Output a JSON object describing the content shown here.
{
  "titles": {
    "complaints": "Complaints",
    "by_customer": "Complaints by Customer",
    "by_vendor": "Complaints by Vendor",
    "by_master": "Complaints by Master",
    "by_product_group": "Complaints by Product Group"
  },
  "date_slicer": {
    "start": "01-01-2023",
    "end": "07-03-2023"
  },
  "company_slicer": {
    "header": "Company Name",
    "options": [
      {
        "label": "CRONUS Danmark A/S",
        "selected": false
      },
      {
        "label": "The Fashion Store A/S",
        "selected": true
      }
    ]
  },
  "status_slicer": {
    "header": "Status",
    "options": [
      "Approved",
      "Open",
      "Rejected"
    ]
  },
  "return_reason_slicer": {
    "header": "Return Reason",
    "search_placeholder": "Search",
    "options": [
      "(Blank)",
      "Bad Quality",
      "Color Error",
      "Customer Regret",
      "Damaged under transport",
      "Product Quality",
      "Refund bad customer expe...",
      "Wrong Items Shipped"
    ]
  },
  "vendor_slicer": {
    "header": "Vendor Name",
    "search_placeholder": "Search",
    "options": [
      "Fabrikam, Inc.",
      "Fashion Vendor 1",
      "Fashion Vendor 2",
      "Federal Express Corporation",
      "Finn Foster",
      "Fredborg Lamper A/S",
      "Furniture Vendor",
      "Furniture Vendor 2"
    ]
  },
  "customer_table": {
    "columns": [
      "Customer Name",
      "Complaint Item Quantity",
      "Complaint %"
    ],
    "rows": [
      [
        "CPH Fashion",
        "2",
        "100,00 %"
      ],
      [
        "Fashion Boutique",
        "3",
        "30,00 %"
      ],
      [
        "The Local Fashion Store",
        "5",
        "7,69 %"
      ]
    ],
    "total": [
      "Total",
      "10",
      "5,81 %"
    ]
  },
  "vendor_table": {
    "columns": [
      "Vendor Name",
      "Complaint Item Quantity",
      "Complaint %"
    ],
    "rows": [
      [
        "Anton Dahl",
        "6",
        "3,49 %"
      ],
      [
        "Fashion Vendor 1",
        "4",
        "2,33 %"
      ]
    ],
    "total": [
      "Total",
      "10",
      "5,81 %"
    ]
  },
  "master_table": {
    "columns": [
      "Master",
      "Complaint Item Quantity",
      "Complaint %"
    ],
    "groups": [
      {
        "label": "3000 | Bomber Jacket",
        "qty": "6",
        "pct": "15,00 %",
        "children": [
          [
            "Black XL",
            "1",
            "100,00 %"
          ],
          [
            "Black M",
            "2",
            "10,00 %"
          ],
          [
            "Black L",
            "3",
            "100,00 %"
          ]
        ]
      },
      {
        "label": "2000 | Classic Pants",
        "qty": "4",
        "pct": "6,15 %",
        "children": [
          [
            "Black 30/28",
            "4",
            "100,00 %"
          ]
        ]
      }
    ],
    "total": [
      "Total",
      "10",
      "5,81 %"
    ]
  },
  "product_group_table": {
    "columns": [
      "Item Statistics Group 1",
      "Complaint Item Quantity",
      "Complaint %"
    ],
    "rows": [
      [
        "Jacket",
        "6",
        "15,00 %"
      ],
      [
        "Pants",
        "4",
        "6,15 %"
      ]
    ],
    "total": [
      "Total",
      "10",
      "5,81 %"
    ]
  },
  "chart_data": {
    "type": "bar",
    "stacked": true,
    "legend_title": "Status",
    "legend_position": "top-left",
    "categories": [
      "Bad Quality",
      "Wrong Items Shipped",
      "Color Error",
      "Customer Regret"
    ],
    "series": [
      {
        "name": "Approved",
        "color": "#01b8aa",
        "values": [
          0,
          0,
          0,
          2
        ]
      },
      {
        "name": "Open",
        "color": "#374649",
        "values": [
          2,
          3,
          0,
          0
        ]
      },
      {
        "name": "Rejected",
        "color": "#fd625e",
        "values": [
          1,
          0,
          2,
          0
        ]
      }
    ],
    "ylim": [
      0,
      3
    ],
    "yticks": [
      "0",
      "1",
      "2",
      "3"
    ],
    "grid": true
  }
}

**Requirements**. Some lines of the data above may hold the word "Shipped"; report how many do, and nothing else.

**Result of this task**. 2